### THE PROBLEM
Scan the entries and tally the lines that include the string "NaOH". Reply with the figure alone.

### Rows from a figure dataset
++++
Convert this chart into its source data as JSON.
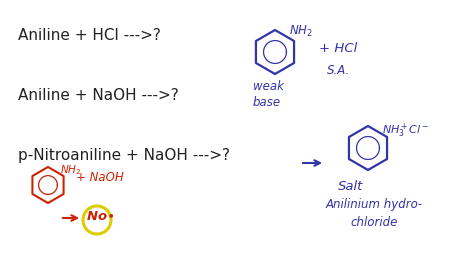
{
  "bg_color": "#ffffff",
  "text_color_blue": "#3333aa",
  "text_color_dark": "#222222",
  "text_color_red": "#cc2200",
  "text_color_yellow": "#ddcc00",
  "line1": "Aniline + HCl --->?",
  "line2": "Aniline + NaOH --->?",
  "line3": "p-Nitroaniline + NaOH --->?",
  "font_size_main": 11,
  "font_size_small": 8.5,
  "font_size_tiny": 7.5
}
++++
### TASK RESPONSE
2